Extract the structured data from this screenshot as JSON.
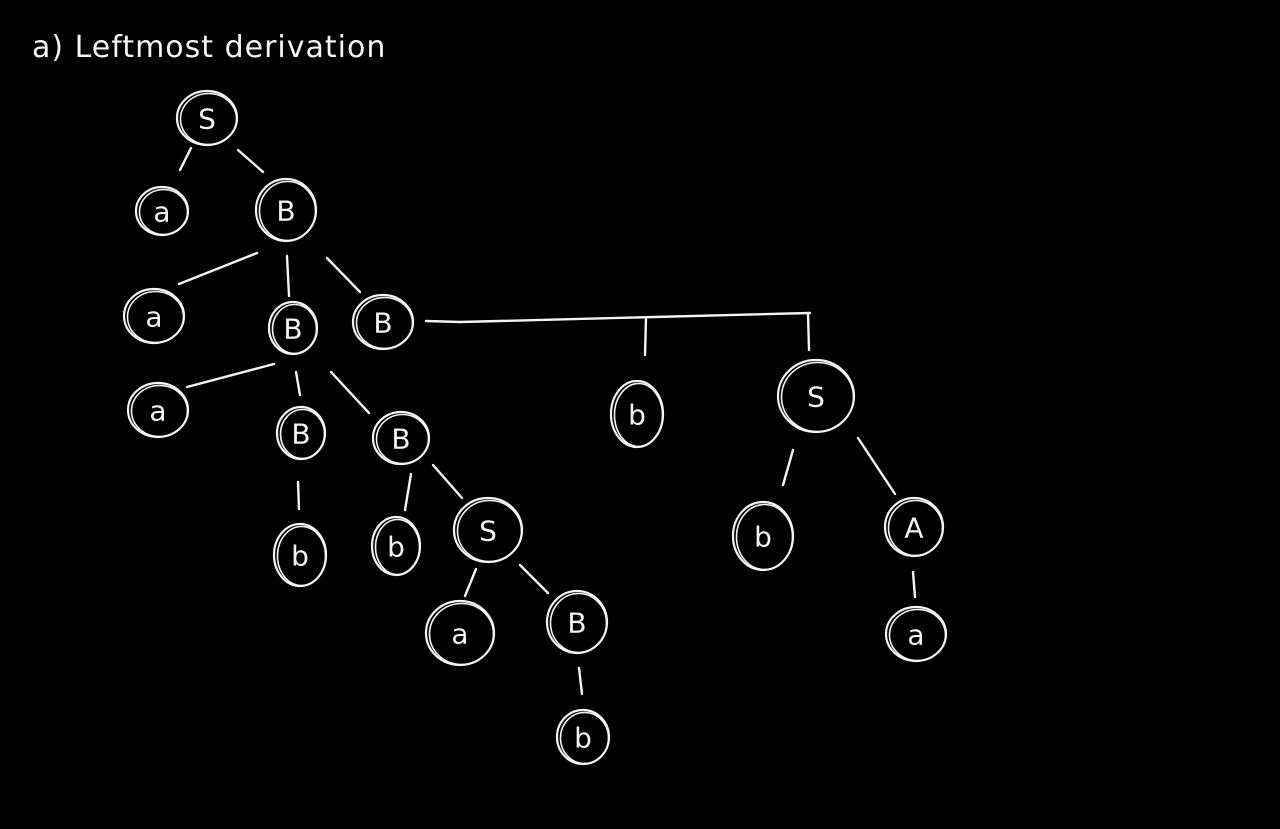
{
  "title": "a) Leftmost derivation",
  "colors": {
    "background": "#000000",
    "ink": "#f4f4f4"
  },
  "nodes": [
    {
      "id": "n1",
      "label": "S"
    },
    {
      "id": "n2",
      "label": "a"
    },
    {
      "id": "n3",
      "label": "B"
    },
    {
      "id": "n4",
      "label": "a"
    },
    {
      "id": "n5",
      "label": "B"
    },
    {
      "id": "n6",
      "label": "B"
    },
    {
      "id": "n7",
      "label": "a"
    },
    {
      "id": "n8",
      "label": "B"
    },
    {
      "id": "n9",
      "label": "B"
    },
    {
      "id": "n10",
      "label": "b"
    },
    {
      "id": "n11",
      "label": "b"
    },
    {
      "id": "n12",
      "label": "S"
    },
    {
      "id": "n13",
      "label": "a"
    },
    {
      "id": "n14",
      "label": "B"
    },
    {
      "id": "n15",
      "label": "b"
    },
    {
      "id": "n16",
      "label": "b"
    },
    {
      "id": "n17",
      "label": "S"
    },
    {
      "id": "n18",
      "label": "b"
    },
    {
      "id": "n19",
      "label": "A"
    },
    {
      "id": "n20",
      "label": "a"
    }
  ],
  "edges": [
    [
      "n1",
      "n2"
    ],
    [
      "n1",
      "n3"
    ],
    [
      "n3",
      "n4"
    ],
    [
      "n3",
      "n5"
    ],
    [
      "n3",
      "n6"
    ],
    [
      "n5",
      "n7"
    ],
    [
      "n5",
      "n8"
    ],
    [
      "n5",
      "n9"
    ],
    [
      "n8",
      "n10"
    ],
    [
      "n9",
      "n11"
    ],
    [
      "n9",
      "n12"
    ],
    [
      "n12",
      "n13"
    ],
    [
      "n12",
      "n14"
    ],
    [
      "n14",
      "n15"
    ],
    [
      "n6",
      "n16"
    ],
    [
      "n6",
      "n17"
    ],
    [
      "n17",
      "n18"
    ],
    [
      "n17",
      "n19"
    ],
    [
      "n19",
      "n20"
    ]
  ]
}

----------

● What you are asked to do: Quote the material in full and exactly; do not carry over its pictures.

● Expected answer:
Extract the structured data from this screenshot as JSON.
{
  "title": "a) Leftmost derivation",
  "colors": {
    "background": "#000000",
    "ink": "#f4f4f4"
  },
  "nodes": [
    {
      "id": "n1",
      "label": "S"
    },
    {
      "id": "n2",
      "label": "a"
    },
    {
      "id": "n3",
      "label": "B"
    },
    {
      "id": "n4",
      "label": "a"
    },
    {
      "id": "n5",
      "label": "B"
    },
    {
      "id": "n6",
      "label": "B"
    },
    {
      "id": "n7",
      "label": "a"
    },
    {
      "id": "n8",
      "label": "B"
    },
    {
      "id": "n9",
      "label": "B"
    },
    {
      "id": "n10",
      "label": "b"
    },
    {
      "id": "n11",
      "label": "b"
    },
    {
      "id": "n12",
      "label": "S"
    },
    {
      "id": "n13",
      "label": "a"
    },
    {
      "id": "n14",
      "label": "B"
    },
    {
      "id": "n15",
      "label": "b"
    },
    {
      "id": "n16",
      "label": "b"
    },
    {
      "id": "n17",
      "label": "S"
    },
    {
      "id": "n18",
      "label": "b"
    },
    {
      "id": "n19",
      "label": "A"
    },
    {
      "id": "n20",
      "label": "a"
    }
  ],
  "edges": [
    [
      "n1",
      "n2"
    ],
    [
      "n1",
      "n3"
    ],
    [
      "n3",
      "n4"
    ],
    [
      "n3",
      "n5"
    ],
    [
      "n3",
      "n6"
    ],
    [
      "n5",
      "n7"
    ],
    [
      "n5",
      "n8"
    ],
    [
      "n5",
      "n9"
    ],
    [
      "n8",
      "n10"
    ],
    [
      "n9",
      "n11"
    ],
    [
      "n9",
      "n12"
    ],
    [
      "n12",
      "n13"
    ],
    [
      "n12",
      "n14"
    ],
    [
      "n14",
      "n15"
    ],
    [
      "n6",
      "n16"
    ],
    [
      "n6",
      "n17"
    ],
    [
      "n17",
      "n18"
    ],
    [
      "n17",
      "n19"
    ],
    [
      "n19",
      "n20"
    ]
  ]
}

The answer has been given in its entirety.